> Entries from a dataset
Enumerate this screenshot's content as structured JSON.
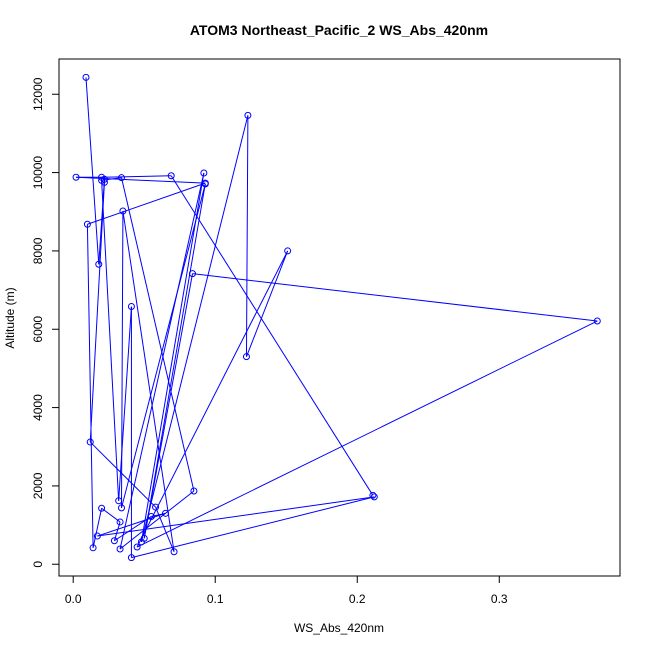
{
  "chart_data": {
    "type": "line",
    "title": "ATOM3 Northeast_Pacific_2 WS_Abs_420nm",
    "xlabel": "WS_Abs_420nm",
    "ylabel": "Altitude (m)",
    "xlim": [
      -0.01,
      0.385
    ],
    "ylim": [
      -300,
      12900
    ],
    "xticks": [
      0.0,
      0.1,
      0.2,
      0.3
    ],
    "xtick_labels": [
      "0.0",
      "0.1",
      "0.2",
      "0.3"
    ],
    "yticks": [
      0,
      2000,
      4000,
      6000,
      8000,
      10000,
      12000
    ],
    "ytick_labels": [
      "0",
      "2000",
      "4000",
      "6000",
      "8000",
      "10000",
      "12000"
    ],
    "grid": false,
    "legend": "none",
    "series": [
      {
        "color": "#0000ff",
        "marker": "open-circle",
        "points": [
          {
            "x": 0.009,
            "y": 12430
          },
          {
            "x": 0.018,
            "y": 7660
          },
          {
            "x": 0.022,
            "y": 9830
          },
          {
            "x": 0.022,
            "y": 9750
          },
          {
            "x": 0.012,
            "y": 3120
          },
          {
            "x": 0.058,
            "y": 1460
          },
          {
            "x": 0.071,
            "y": 320
          },
          {
            "x": 0.035,
            "y": 9020
          },
          {
            "x": 0.034,
            "y": 1440
          },
          {
            "x": 0.093,
            "y": 9710
          },
          {
            "x": 0.05,
            "y": 660
          },
          {
            "x": 0.084,
            "y": 7420
          },
          {
            "x": 0.369,
            "y": 6210
          },
          {
            "x": 0.045,
            "y": 440
          },
          {
            "x": 0.151,
            "y": 8000
          },
          {
            "x": 0.122,
            "y": 5300
          },
          {
            "x": 0.123,
            "y": 11460
          },
          {
            "x": 0.048,
            "y": 570
          },
          {
            "x": 0.092,
            "y": 9990
          },
          {
            "x": 0.033,
            "y": 390
          },
          {
            "x": 0.085,
            "y": 1870
          },
          {
            "x": 0.034,
            "y": 9870
          },
          {
            "x": 0.02,
            "y": 9800
          },
          {
            "x": 0.032,
            "y": 1620
          },
          {
            "x": 0.041,
            "y": 6580
          },
          {
            "x": 0.041,
            "y": 170
          },
          {
            "x": 0.212,
            "y": 1720
          },
          {
            "x": 0.017,
            "y": 720
          },
          {
            "x": 0.065,
            "y": 1300
          },
          {
            "x": 0.055,
            "y": 1220
          },
          {
            "x": 0.029,
            "y": 600
          },
          {
            "x": 0.033,
            "y": 1080
          },
          {
            "x": 0.02,
            "y": 1430
          },
          {
            "x": 0.014,
            "y": 420
          },
          {
            "x": 0.01,
            "y": 8680
          },
          {
            "x": 0.093,
            "y": 9730
          },
          {
            "x": 0.002,
            "y": 9880
          },
          {
            "x": 0.02,
            "y": 9880
          },
          {
            "x": 0.069,
            "y": 9920
          },
          {
            "x": 0.211,
            "y": 1760
          }
        ]
      }
    ]
  }
}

> TO BE DONE
Give the material again exactly as it is, but keep the pictures out.

> ANSWER FOR THIS EXERCISE
Enumerate this screenshot's content as structured JSON.
{
  "chart_data": {
    "type": "line",
    "title": "ATOM3 Northeast_Pacific_2 WS_Abs_420nm",
    "xlabel": "WS_Abs_420nm",
    "ylabel": "Altitude (m)",
    "xlim": [
      -0.01,
      0.385
    ],
    "ylim": [
      -300,
      12900
    ],
    "xticks": [
      0.0,
      0.1,
      0.2,
      0.3
    ],
    "xtick_labels": [
      "0.0",
      "0.1",
      "0.2",
      "0.3"
    ],
    "yticks": [
      0,
      2000,
      4000,
      6000,
      8000,
      10000,
      12000
    ],
    "ytick_labels": [
      "0",
      "2000",
      "4000",
      "6000",
      "8000",
      "10000",
      "12000"
    ],
    "grid": false,
    "legend": "none",
    "series": [
      {
        "color": "#0000ff",
        "marker": "open-circle",
        "points": [
          {
            "x": 0.009,
            "y": 12430
          },
          {
            "x": 0.018,
            "y": 7660
          },
          {
            "x": 0.022,
            "y": 9830
          },
          {
            "x": 0.022,
            "y": 9750
          },
          {
            "x": 0.012,
            "y": 3120
          },
          {
            "x": 0.058,
            "y": 1460
          },
          {
            "x": 0.071,
            "y": 320
          },
          {
            "x": 0.035,
            "y": 9020
          },
          {
            "x": 0.034,
            "y": 1440
          },
          {
            "x": 0.093,
            "y": 9710
          },
          {
            "x": 0.05,
            "y": 660
          },
          {
            "x": 0.084,
            "y": 7420
          },
          {
            "x": 0.369,
            "y": 6210
          },
          {
            "x": 0.045,
            "y": 440
          },
          {
            "x": 0.151,
            "y": 8000
          },
          {
            "x": 0.122,
            "y": 5300
          },
          {
            "x": 0.123,
            "y": 11460
          },
          {
            "x": 0.048,
            "y": 570
          },
          {
            "x": 0.092,
            "y": 9990
          },
          {
            "x": 0.033,
            "y": 390
          },
          {
            "x": 0.085,
            "y": 1870
          },
          {
            "x": 0.034,
            "y": 9870
          },
          {
            "x": 0.02,
            "y": 9800
          },
          {
            "x": 0.032,
            "y": 1620
          },
          {
            "x": 0.041,
            "y": 6580
          },
          {
            "x": 0.041,
            "y": 170
          },
          {
            "x": 0.212,
            "y": 1720
          },
          {
            "x": 0.017,
            "y": 720
          },
          {
            "x": 0.065,
            "y": 1300
          },
          {
            "x": 0.055,
            "y": 1220
          },
          {
            "x": 0.029,
            "y": 600
          },
          {
            "x": 0.033,
            "y": 1080
          },
          {
            "x": 0.02,
            "y": 1430
          },
          {
            "x": 0.014,
            "y": 420
          },
          {
            "x": 0.01,
            "y": 8680
          },
          {
            "x": 0.093,
            "y": 9730
          },
          {
            "x": 0.002,
            "y": 9880
          },
          {
            "x": 0.02,
            "y": 9880
          },
          {
            "x": 0.069,
            "y": 9920
          },
          {
            "x": 0.211,
            "y": 1760
          }
        ]
      }
    ]
  }
}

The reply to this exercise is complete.